### Required task:
Every line must be returned precisely as it is written.

(Data entries)

------------------------------------

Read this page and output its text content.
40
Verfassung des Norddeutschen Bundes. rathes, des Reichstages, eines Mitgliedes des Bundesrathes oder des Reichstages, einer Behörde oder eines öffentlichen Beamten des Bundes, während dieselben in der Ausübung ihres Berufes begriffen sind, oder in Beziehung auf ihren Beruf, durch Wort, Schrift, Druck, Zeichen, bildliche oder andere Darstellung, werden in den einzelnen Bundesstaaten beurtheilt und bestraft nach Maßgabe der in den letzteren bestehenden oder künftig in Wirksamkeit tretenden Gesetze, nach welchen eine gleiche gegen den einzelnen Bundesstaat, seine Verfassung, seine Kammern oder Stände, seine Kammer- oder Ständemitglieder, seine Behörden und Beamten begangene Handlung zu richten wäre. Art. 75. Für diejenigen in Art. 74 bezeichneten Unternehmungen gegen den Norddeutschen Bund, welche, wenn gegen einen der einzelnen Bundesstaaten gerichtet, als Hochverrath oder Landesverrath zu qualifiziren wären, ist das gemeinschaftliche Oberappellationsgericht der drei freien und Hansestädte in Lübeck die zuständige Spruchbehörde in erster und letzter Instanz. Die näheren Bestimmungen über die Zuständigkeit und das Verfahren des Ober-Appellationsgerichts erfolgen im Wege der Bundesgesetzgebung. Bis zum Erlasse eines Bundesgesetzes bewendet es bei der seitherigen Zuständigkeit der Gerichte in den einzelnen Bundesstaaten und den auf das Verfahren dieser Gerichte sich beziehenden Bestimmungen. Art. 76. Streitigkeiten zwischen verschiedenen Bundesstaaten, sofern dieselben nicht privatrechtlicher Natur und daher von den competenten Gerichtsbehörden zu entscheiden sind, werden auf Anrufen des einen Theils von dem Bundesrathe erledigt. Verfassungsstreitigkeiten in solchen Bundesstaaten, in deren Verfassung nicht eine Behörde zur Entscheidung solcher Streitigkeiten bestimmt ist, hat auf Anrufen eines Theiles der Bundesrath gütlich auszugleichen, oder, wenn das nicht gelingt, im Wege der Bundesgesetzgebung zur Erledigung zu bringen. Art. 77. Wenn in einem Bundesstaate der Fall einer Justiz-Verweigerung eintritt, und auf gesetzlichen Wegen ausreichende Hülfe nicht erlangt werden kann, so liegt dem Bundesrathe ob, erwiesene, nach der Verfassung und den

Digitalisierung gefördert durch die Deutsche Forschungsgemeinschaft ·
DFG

------------------------------------

### Exercise output:
Read this page and output its text content.
40
Verfassung des Norddeutschen Bundes. rathes, des Reichstages, eines Mitgliedes des Bundesrathes oder des Reichstages, einer Behörde oder eines öffentlichen Beamten des Bundes, während dieselben in der Ausübung ihres Berufes begriffen sind, oder in Beziehung auf ihren Beruf, durch Wort, Schrift, Druck, Zeichen, bildliche oder andere Darstellung, werden in den einzelnen Bundesstaaten beurtheilt und bestraft nach Maßgabe der in den letzteren bestehenden oder künftig in Wirksamkeit tretenden Gesetze, nach welchen eine gleiche gegen den einzelnen Bundesstaat, seine Verfassung, seine Kammern oder Stände, seine Kammer- oder Ständemitglieder, seine Behörden und Beamten begangene Handlung zu richten wäre. Art. 75. Für diejenigen in Art. 74 bezeichneten Unternehmungen gegen den Norddeutschen Bund, welche, wenn gegen einen der einzelnen Bundesstaaten gerichtet, als Hochverrath oder Landesverrath zu qualifiziren wären, ist das gemeinschaftliche Oberappellationsgericht der drei freien und Hansestädte in Lübeck die zuständige Spruchbehörde in erster und letzter Instanz. Die näheren Bestimmungen über die Zuständigkeit und das Verfahren des Ober-Appellationsgerichts erfolgen im Wege der Bundesgesetzgebung. Bis zum Erlasse eines Bundesgesetzes bewendet es bei der seitherigen Zuständigkeit der Gerichte in den einzelnen Bundesstaaten und den auf das Verfahren dieser Gerichte sich beziehenden Bestimmungen. Art. 76. Streitigkeiten zwischen verschiedenen Bundesstaaten, sofern dieselben nicht privatrechtlicher Natur und daher von den competenten Gerichtsbehörden zu entscheiden sind, werden auf Anrufen des einen Theils von dem Bundesrathe erledigt. Verfassungsstreitigkeiten in solchen Bundesstaaten, in deren Verfassung nicht eine Behörde zur Entscheidung solcher Streitigkeiten bestimmt ist, hat auf Anrufen eines Theiles der Bundesrath gütlich auszugleichen, oder, wenn das nicht gelingt, im Wege der Bundesgesetzgebung zur Erledigung zu bringen. Art. 77. Wenn in einem Bundesstaate der Fall einer Justiz-Verweigerung eintritt, und auf gesetzlichen Wegen ausreichende Hülfe nicht erlangt werden kann, so liegt dem Bundesrathe ob, erwiesene, nach der Verfassung und den

Digitalisierung gefördert durch die Deutsche Forschungsgemeinschaft ·
DFG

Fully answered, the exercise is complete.